Problem: Return all lines where the word "Running" can be found.

Data entries:
-- BEGIN --

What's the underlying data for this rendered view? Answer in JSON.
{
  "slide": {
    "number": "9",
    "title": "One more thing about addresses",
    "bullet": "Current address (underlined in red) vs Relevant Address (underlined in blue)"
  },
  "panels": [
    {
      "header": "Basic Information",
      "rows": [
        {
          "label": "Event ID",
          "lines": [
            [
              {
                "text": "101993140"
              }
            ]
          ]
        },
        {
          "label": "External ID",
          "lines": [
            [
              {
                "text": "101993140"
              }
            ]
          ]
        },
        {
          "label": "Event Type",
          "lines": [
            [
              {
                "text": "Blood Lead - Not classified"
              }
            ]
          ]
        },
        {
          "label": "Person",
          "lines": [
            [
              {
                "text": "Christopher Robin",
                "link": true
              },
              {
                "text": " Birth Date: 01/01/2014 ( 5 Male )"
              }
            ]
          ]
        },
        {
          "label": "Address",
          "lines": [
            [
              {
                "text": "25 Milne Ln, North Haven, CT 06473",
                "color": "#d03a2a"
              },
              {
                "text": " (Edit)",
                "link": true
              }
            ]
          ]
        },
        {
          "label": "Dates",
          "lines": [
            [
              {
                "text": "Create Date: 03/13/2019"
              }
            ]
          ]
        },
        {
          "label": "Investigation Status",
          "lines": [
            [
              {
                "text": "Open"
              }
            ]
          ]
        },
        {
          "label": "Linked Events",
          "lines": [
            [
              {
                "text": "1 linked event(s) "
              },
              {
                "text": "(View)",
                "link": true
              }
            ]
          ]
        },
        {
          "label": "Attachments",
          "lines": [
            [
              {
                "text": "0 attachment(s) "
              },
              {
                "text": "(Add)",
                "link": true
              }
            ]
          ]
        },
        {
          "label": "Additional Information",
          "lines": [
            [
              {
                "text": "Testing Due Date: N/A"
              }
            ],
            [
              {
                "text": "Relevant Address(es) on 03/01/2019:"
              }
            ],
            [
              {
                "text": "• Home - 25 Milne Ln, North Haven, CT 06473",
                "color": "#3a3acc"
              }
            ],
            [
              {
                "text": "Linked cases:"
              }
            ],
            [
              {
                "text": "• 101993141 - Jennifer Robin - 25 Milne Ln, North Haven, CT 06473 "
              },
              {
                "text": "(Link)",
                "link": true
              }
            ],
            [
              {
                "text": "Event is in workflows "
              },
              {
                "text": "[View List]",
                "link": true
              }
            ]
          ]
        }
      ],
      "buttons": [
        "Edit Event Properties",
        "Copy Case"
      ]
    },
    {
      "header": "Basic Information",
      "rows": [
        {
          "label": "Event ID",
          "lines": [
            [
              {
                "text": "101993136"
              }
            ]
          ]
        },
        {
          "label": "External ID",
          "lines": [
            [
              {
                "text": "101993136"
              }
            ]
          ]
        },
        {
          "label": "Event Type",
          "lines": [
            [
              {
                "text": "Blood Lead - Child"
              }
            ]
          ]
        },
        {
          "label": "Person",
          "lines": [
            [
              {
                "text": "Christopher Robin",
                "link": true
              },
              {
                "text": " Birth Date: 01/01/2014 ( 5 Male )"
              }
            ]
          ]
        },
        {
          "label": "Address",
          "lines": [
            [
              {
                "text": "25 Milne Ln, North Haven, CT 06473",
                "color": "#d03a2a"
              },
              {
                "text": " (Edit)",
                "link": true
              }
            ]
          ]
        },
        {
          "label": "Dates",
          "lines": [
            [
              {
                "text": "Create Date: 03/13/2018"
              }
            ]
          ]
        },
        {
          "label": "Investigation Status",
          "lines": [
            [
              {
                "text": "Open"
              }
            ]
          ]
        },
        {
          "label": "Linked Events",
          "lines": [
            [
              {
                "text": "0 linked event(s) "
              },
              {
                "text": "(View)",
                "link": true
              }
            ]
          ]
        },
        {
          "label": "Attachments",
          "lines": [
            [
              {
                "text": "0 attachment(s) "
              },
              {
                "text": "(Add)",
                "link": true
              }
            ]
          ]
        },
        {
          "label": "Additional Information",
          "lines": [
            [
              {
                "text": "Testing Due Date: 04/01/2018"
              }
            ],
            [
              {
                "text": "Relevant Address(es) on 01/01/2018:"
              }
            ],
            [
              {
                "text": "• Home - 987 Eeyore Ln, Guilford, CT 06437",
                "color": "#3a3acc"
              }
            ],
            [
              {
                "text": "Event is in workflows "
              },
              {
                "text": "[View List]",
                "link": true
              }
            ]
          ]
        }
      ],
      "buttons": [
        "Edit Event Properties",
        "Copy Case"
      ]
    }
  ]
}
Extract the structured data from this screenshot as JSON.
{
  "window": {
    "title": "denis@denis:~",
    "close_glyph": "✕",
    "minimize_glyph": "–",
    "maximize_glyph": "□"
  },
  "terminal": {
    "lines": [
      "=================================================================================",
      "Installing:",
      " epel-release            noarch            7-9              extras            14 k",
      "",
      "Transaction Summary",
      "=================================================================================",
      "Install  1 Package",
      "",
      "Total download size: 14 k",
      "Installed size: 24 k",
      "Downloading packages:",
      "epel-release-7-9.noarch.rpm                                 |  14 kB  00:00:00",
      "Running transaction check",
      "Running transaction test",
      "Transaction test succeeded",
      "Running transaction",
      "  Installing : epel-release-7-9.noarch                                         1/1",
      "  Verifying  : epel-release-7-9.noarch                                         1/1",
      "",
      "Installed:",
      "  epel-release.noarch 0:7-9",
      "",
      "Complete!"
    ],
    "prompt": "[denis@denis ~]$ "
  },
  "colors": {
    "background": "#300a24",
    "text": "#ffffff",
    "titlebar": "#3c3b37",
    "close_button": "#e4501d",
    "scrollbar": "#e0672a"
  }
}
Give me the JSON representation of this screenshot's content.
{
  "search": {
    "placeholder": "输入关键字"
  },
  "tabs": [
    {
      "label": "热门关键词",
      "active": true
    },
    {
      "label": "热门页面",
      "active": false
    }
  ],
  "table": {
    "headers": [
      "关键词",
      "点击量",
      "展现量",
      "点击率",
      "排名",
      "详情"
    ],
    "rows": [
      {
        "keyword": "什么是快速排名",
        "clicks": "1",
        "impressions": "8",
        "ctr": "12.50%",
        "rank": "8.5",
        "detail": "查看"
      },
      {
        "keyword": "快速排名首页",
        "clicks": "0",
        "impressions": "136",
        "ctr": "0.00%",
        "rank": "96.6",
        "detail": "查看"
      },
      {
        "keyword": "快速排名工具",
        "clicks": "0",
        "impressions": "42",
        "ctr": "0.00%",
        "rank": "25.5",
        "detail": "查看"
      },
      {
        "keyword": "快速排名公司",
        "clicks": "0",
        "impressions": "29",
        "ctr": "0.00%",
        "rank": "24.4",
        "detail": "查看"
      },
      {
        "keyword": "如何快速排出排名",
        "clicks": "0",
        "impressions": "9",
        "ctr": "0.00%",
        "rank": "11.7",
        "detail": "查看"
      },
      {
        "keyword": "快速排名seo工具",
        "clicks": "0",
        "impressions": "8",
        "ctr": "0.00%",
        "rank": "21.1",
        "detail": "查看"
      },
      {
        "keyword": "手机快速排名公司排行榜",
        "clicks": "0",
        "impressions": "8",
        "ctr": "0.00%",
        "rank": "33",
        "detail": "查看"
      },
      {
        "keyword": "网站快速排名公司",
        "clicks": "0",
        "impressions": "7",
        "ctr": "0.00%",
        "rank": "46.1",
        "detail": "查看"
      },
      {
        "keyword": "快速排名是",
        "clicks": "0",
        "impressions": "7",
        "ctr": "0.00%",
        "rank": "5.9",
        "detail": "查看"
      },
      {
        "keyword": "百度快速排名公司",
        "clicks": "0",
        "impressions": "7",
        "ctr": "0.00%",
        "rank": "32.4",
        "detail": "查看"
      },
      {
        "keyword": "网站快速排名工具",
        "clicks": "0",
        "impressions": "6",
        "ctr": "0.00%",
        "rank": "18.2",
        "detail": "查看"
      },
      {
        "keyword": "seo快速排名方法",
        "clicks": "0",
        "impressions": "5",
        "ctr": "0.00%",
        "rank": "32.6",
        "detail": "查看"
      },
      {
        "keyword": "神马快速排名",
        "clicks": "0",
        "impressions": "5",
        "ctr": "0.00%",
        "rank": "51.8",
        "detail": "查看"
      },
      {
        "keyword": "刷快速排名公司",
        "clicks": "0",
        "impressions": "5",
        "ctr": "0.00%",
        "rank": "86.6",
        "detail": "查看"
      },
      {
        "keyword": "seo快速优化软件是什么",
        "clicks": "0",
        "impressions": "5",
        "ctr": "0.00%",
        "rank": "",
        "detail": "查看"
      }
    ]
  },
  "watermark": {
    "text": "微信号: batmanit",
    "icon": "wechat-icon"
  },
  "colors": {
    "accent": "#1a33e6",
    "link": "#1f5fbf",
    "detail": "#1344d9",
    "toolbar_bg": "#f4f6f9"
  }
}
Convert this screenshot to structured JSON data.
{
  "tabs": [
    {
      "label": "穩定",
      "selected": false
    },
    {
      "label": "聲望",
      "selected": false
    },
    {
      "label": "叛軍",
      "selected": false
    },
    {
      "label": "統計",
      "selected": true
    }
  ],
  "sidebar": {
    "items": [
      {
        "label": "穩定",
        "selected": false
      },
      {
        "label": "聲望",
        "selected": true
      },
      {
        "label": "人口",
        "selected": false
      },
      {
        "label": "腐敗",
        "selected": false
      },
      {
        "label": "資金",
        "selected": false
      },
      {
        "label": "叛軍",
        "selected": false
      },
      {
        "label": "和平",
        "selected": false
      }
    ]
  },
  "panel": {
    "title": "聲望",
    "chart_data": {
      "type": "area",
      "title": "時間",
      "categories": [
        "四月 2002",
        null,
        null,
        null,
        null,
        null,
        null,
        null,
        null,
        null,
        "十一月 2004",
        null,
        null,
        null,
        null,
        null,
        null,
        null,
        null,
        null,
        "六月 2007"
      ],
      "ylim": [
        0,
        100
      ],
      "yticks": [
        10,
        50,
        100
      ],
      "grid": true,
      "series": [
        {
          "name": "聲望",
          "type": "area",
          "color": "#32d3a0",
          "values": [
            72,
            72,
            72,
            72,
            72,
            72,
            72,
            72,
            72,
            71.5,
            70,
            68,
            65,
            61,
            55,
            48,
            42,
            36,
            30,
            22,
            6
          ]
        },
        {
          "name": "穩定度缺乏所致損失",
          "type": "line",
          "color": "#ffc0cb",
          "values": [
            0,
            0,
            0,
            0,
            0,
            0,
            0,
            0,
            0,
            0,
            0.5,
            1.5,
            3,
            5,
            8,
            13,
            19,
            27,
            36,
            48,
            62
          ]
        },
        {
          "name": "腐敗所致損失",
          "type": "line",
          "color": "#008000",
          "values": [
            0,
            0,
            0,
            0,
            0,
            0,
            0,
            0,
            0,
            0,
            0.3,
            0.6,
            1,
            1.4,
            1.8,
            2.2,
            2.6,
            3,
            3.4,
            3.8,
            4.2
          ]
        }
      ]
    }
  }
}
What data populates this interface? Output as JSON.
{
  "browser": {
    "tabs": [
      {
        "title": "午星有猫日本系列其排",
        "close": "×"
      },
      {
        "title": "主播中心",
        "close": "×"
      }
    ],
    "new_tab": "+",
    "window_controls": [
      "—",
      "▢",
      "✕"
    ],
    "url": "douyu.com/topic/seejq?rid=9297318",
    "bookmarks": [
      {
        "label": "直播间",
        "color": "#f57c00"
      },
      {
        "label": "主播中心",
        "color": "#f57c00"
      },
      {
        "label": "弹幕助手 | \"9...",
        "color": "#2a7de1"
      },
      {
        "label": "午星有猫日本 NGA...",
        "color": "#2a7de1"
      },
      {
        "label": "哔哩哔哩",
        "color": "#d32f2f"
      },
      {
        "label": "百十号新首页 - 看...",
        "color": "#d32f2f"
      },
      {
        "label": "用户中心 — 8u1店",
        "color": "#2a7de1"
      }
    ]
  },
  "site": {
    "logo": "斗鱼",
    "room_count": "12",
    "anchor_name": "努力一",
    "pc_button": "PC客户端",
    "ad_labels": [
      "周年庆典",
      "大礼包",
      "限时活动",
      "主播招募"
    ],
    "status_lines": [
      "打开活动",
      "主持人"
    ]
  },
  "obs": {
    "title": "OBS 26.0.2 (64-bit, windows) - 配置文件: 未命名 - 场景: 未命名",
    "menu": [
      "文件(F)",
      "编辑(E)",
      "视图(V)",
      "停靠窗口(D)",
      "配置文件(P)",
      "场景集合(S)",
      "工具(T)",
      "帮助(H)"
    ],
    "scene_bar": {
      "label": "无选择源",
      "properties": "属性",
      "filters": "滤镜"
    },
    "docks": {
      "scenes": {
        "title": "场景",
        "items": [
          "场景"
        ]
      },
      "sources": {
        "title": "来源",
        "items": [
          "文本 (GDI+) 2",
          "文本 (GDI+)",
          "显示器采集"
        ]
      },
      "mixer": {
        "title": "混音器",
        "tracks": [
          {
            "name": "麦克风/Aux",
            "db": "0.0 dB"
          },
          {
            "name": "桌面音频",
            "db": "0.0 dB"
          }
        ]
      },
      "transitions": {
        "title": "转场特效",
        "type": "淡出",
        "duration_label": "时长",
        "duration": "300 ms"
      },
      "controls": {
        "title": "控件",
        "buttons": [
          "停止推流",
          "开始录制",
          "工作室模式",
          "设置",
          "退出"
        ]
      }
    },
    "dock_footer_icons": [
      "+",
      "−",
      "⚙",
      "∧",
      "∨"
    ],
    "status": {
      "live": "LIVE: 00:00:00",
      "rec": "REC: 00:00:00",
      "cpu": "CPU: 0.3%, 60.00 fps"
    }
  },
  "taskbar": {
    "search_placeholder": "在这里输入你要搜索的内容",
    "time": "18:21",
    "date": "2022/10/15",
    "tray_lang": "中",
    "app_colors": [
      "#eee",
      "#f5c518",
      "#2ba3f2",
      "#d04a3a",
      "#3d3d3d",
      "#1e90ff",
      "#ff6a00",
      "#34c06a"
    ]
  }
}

-- END --

Written answer:
      "Running transaction check",
      "Running transaction test",
      "Running transaction",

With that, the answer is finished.